#### [Reading text]
Baltimore Crime Patterns Analysis
Abstract
Data mining is an out of the world approach to how we view complex entities. Through the process of mining data, many other relationships among the entities will surface and provide crucial information. Our team has a vision that if proper usage of data mining is applied on crime cases, there could potentially be an increase in crime prevention for the police department. Hence, our goal for this assignment will be data mining on the crime patterns in a town. The objectives of this report include general patterns on how crimes were committed in Baltimore - during which time are crimes more frequent and where are the crime hot spots. Equipped with these information and patterns, we hope that it can provide assistance to the police department in extensive prevention for all these crimes. That is what we want to achieve.

#### [Given instruction]
In the Baltimore crime patterns abstract, what two things about crimes in Baltimore does the report aim to find? The records that come next have no connection to the text.

#### [Given entries]
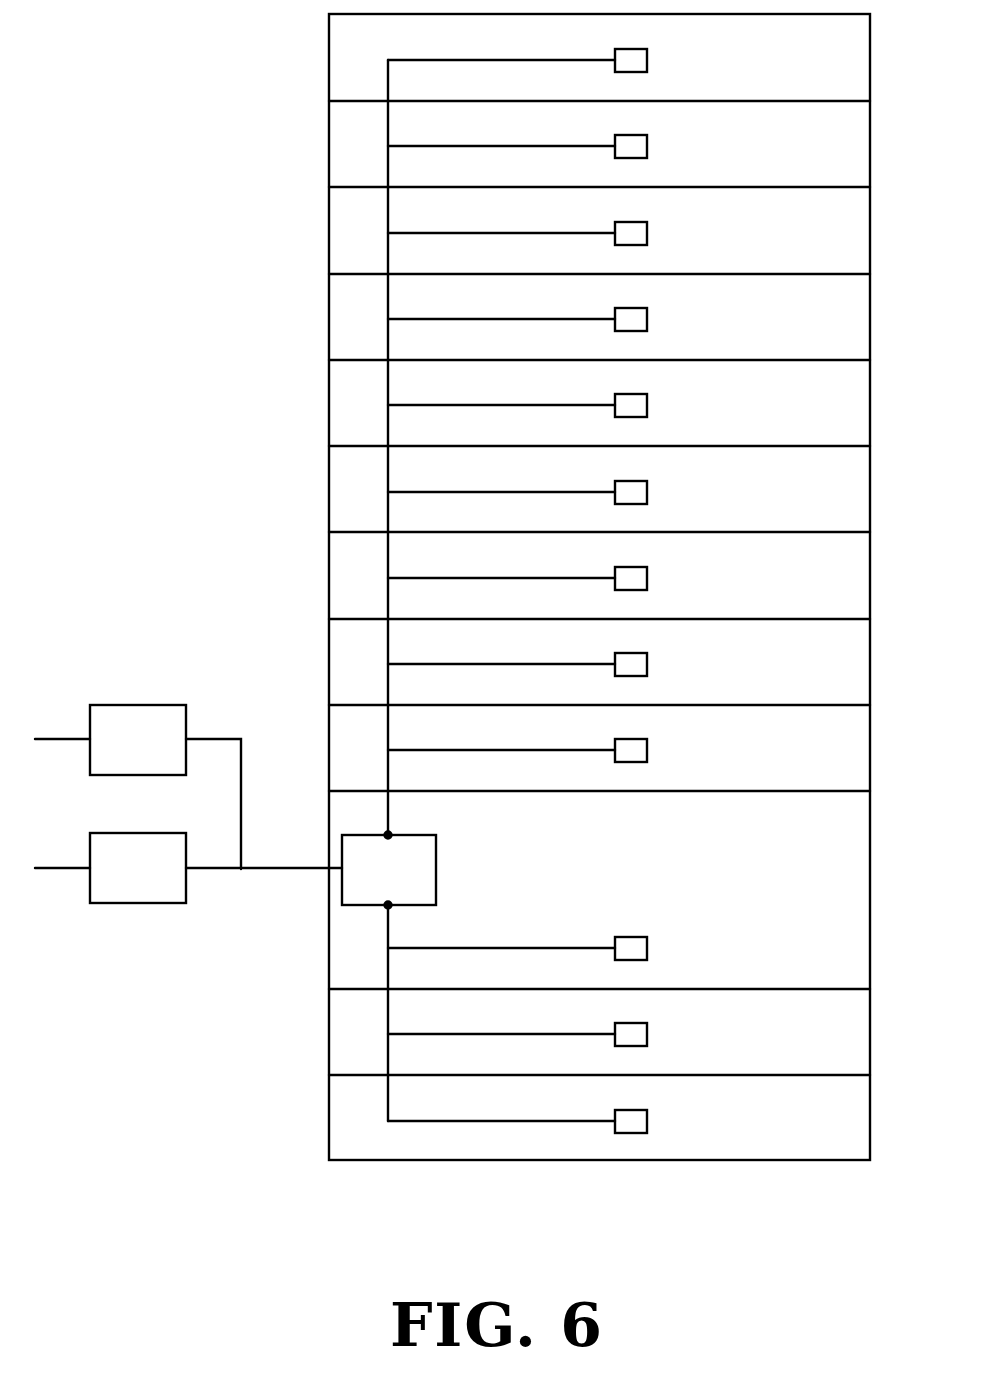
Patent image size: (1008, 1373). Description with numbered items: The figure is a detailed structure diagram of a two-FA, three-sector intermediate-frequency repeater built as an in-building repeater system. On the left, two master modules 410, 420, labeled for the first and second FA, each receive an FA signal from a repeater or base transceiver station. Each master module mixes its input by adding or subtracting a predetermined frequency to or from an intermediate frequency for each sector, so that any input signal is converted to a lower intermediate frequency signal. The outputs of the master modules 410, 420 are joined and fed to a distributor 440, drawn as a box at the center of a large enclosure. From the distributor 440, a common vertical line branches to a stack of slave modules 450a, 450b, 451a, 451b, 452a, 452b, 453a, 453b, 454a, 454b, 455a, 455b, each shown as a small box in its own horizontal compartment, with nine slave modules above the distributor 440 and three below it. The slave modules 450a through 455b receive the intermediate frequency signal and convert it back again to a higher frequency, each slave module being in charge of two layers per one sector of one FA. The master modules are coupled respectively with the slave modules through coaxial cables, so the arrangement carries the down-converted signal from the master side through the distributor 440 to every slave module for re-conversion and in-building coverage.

The master module 410 is at (137, 705).
The master module 420 is at (137, 833).
The distributor 440 is at (436, 869).
The slave module 450a is at (648, 60).
The slave module 450b is at (648, 146).
The slave module 451a is at (648, 233).
The slave module 451b is at (648, 319).
The slave module 452a is at (648, 405).
The slave module 452b is at (648, 492).
The slave module 453a is at (648, 578).
The slave module 453b is at (648, 664).
The slave module 454a is at (648, 750).
The slave module 454b is at (648, 948).
The slave module 455a is at (648, 1034).
The slave module 455b is at (648, 1121).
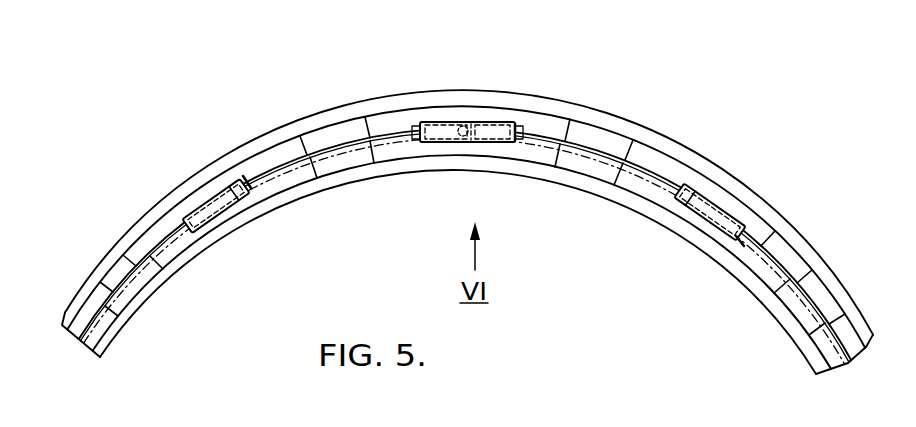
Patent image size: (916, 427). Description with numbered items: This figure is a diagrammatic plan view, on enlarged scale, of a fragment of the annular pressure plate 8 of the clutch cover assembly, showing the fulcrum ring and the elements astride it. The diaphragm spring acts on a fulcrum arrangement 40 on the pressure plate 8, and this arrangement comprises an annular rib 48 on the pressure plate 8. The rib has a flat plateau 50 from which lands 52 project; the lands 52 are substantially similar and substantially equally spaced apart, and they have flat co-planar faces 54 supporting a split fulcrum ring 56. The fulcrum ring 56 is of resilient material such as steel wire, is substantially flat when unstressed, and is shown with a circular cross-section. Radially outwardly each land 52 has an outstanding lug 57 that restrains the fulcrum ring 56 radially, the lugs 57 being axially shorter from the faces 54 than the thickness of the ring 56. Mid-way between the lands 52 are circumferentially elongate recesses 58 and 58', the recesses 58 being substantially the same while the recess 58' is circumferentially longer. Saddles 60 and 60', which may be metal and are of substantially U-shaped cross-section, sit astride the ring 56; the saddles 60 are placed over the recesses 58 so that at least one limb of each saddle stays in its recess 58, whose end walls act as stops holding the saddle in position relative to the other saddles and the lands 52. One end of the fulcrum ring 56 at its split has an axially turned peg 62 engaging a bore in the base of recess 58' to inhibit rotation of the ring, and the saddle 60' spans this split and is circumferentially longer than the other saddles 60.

The pressure plate 8 is at (656, 118).
The fulcrum arrangement 40 is at (672, 171).
The annular rib 48 is at (676, 140).
The flat plateau 50 is at (555, 123).
The lands 52 is at (100, 278).
The flat co-planar faces 54 is at (140, 295).
The split fulcrum ring 56 is at (385, 135).
The lug 57 is at (133, 262).
The recesses 58 is at (485, 206).
The recess 58' is at (546, 91).
The saddles 60 is at (484, 216).
The saddle 60' is at (467, 90).
The axially turned peg 62 is at (466, 138).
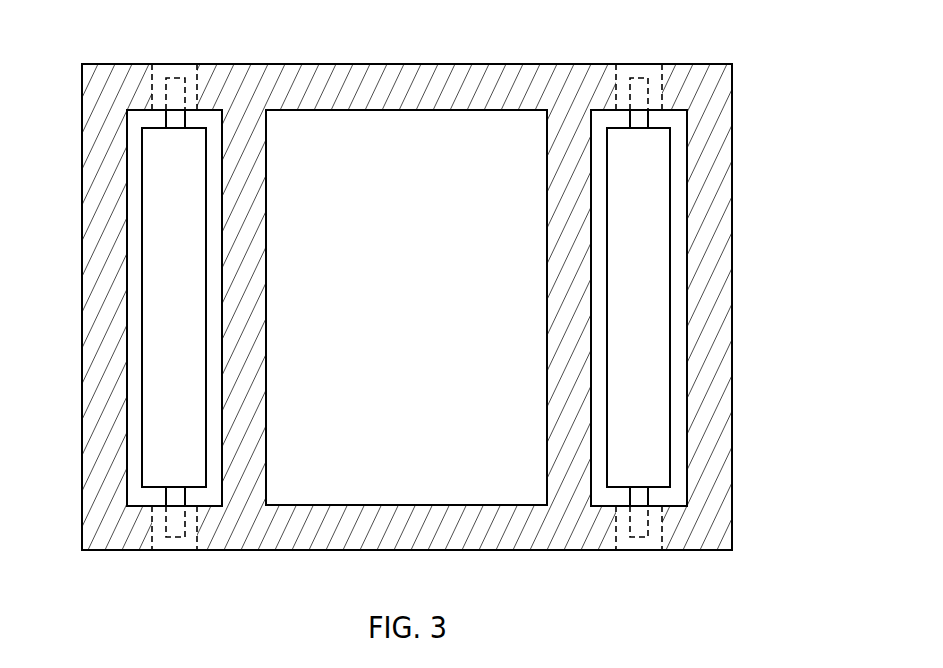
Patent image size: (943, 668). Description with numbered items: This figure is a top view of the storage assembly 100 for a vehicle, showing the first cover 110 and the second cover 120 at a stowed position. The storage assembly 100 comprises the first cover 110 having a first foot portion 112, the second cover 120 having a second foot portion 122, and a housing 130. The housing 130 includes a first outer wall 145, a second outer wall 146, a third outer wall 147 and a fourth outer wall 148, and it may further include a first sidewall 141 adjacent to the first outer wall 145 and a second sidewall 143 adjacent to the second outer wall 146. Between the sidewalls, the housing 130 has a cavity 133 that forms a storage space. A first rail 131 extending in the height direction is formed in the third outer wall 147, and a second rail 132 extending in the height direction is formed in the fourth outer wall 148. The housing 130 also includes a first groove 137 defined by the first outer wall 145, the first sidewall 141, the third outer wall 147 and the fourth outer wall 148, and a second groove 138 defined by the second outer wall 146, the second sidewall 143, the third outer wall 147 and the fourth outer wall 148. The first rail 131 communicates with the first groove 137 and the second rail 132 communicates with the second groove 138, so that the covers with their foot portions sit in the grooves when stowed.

The storage assembly 100 is at (773, 70).
The first cover 110 is at (149, 232).
The first foot portion 112 is at (165, 120).
The second cover 120 is at (666, 232).
The second foot portion 122 is at (648, 120).
The housing 130 is at (79, 311).
The first rail 131 is at (198, 80).
The second rail 132 is at (616, 80).
The cavity 133 is at (422, 307).
The first groove 137 is at (135, 437).
The second groove 138 is at (594, 462).
The first sidewall 141 is at (250, 395).
The second sidewall 143 is at (565, 395).
The first outer wall 145 is at (103, 385).
The second outer wall 146 is at (710, 385).
The third outer wall 147 is at (405, 100).
The fourth outer wall 148 is at (410, 520).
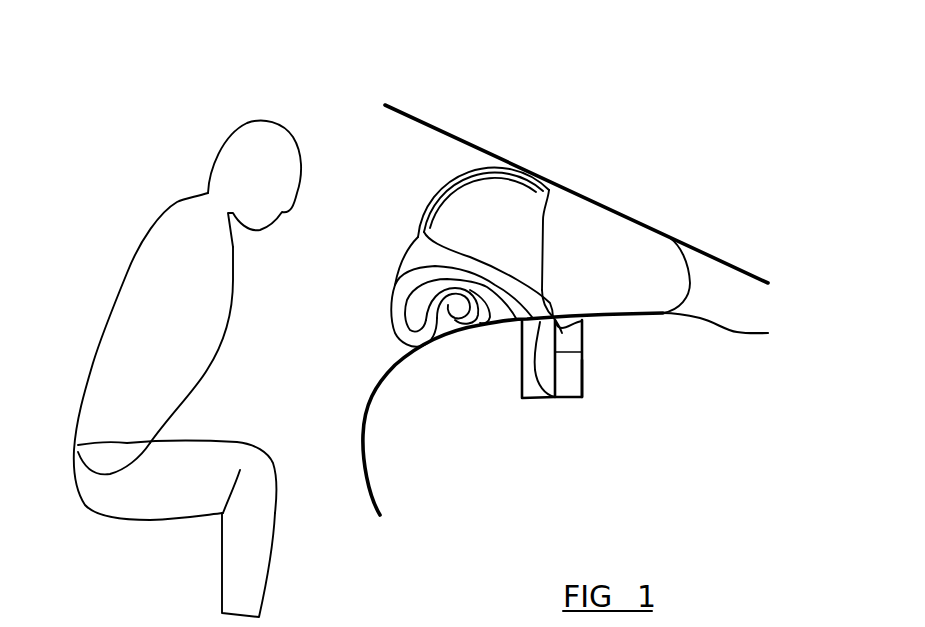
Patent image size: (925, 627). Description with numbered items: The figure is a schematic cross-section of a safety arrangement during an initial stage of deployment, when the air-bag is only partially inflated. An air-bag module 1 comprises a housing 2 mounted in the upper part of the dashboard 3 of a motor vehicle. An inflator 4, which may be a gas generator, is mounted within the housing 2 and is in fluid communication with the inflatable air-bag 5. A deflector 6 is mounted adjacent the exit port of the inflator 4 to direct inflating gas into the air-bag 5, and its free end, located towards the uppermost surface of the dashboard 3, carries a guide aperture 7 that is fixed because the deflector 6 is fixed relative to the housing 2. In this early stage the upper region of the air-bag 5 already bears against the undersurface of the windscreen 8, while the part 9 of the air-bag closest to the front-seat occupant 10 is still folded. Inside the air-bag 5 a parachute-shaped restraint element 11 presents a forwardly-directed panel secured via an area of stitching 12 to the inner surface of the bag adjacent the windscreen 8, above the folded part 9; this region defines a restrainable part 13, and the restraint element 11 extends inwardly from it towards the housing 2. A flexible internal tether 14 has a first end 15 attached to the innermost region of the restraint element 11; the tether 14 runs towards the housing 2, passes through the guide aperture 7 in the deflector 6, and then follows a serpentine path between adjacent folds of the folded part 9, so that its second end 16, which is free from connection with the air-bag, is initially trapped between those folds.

The air-bag module 1 is at (550, 420).
The housing 2 is at (528, 400).
The dashboard 3 is at (393, 391).
The inflator 4 is at (582, 380).
The air-bag 5 is at (690, 290).
The deflector 6 is at (582, 348).
The guide aperture 7 is at (582, 332).
The windscreen 8 is at (717, 258).
The folded part 9 is at (393, 305).
The front-seat occupant 10 is at (125, 287).
The restraint element 11 is at (527, 221).
The area of stitching 12 is at (478, 174).
The restrainable part 13 is at (436, 206).
The internal tether 14 is at (423, 272).
The first end 15 is at (543, 290).
The second end 16 is at (487, 323).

#### [Answer in full]
It aims to find during which time crimes are more frequent and where the crime hot spots are.